Requirement
Identify the lines that contain the word "this", then copy them.

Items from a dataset

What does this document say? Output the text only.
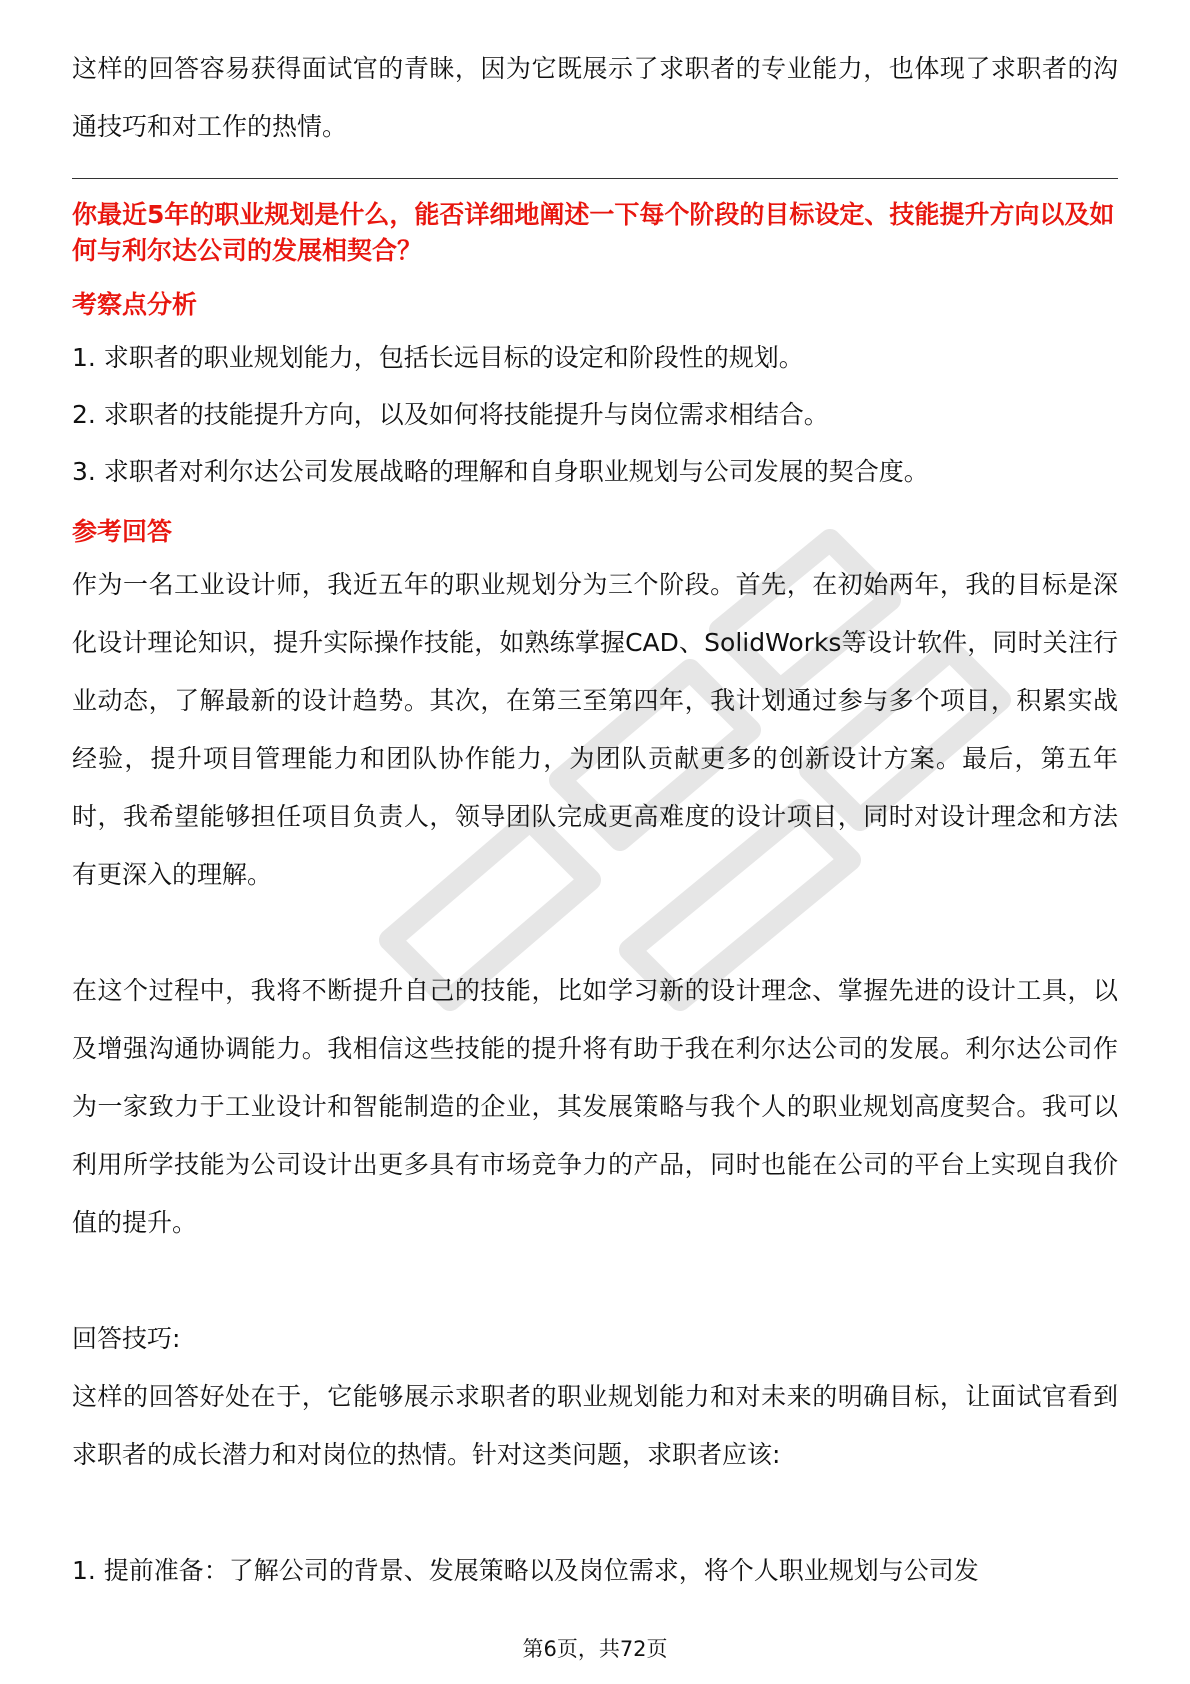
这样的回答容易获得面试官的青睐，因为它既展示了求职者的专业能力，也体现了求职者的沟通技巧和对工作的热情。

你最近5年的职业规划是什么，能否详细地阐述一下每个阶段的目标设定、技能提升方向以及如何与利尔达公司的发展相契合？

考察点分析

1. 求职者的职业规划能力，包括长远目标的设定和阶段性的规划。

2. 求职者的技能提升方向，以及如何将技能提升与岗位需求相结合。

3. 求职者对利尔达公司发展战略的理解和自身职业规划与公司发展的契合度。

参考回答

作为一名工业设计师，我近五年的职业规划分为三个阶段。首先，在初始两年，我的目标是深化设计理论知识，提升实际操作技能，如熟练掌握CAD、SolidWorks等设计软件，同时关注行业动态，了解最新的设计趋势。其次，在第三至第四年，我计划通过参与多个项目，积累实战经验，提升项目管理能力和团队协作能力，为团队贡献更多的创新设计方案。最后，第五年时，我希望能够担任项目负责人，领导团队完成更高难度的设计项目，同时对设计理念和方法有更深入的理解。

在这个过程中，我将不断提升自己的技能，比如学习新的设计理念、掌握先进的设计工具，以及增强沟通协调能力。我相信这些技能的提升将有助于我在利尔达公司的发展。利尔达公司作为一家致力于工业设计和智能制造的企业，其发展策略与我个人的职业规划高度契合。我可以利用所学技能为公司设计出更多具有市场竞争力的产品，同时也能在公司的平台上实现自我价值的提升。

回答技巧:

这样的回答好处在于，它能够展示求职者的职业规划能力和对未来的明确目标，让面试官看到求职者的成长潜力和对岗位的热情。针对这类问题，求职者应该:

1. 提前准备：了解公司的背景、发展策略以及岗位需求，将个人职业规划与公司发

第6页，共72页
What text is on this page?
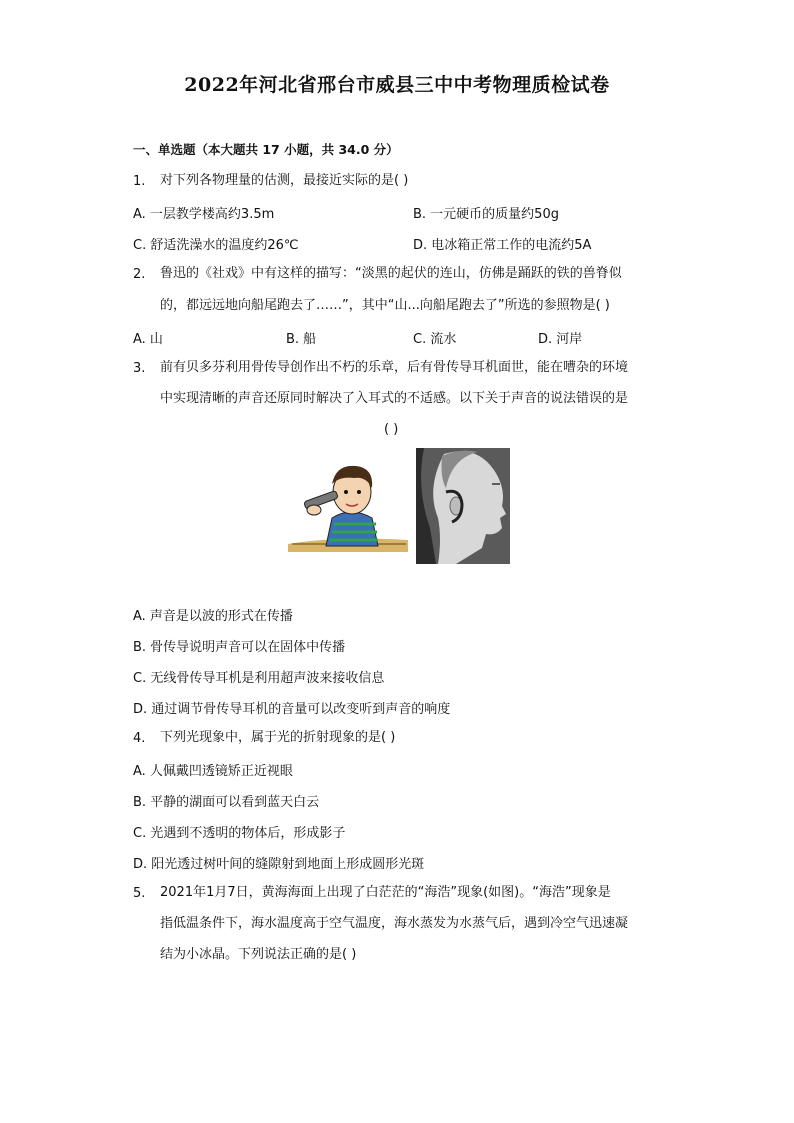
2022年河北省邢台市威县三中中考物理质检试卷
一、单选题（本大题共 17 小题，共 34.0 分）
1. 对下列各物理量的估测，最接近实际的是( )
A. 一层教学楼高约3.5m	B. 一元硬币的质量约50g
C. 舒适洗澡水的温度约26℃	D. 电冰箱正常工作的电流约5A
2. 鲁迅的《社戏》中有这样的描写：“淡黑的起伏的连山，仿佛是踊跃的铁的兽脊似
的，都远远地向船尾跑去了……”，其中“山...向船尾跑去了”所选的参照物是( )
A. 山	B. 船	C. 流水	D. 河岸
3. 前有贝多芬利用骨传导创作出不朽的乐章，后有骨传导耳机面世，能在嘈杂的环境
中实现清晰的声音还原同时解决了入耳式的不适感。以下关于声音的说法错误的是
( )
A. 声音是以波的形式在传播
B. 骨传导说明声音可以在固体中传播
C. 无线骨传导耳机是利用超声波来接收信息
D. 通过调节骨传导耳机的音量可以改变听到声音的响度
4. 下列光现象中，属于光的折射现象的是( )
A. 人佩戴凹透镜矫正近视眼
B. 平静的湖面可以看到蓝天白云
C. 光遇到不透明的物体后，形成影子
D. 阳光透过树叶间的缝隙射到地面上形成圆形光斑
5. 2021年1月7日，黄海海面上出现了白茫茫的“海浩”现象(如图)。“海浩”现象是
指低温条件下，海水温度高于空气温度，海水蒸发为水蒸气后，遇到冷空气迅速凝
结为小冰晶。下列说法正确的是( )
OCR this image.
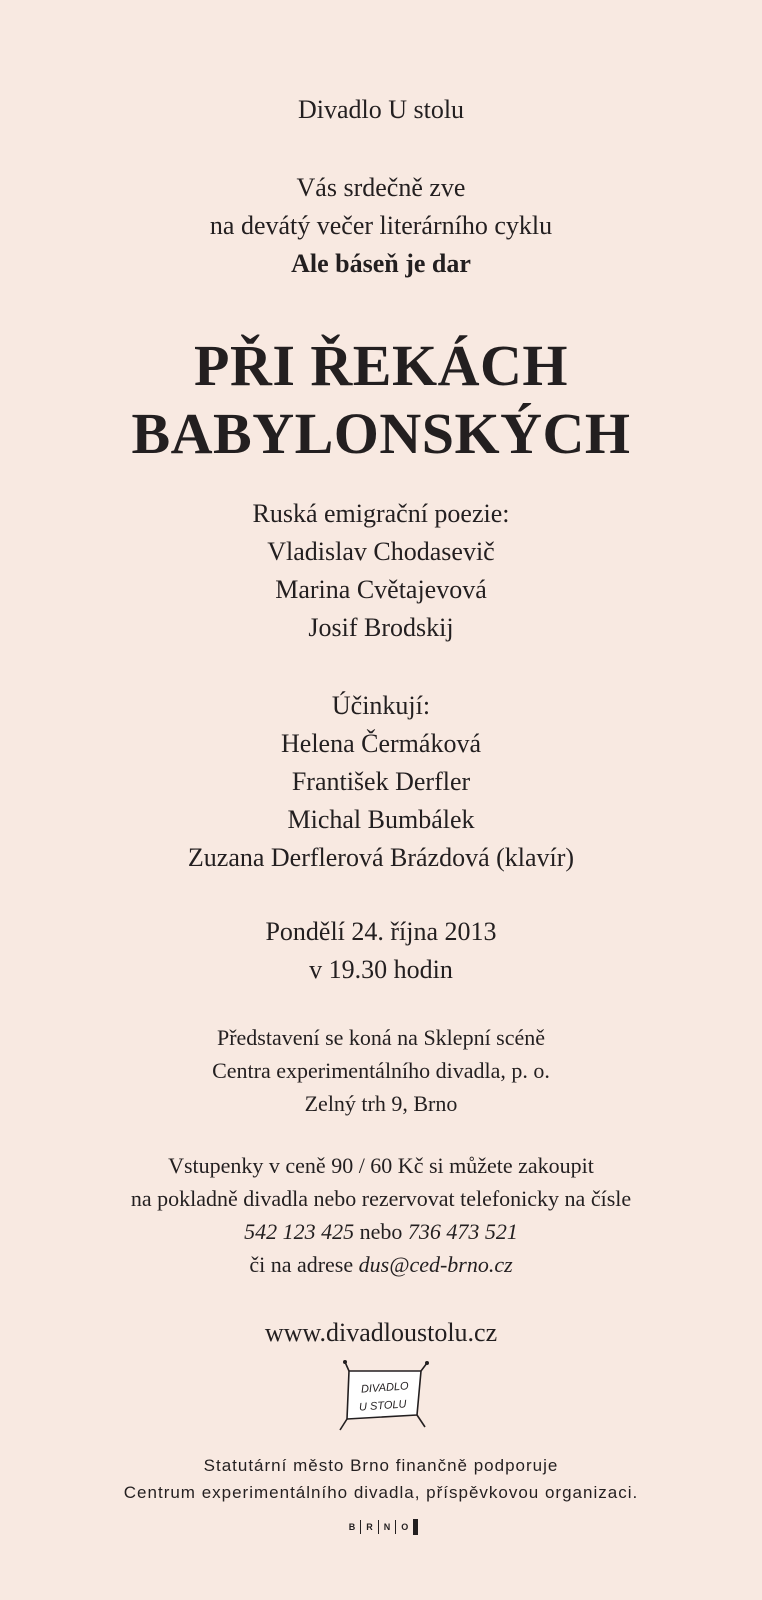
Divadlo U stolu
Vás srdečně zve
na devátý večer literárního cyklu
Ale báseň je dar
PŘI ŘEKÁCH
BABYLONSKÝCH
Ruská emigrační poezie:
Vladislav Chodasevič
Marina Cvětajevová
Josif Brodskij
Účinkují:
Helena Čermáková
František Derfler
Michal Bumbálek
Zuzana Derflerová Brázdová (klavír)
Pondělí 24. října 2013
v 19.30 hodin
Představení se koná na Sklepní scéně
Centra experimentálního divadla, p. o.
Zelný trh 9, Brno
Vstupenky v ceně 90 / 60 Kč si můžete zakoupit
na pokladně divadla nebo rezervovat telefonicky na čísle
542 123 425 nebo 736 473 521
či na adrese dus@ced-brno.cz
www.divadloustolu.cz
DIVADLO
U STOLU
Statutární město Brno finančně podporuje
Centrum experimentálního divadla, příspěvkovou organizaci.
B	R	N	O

Correct answer
What does this document say? Output the text only.
What text is on this page?
OCR this image.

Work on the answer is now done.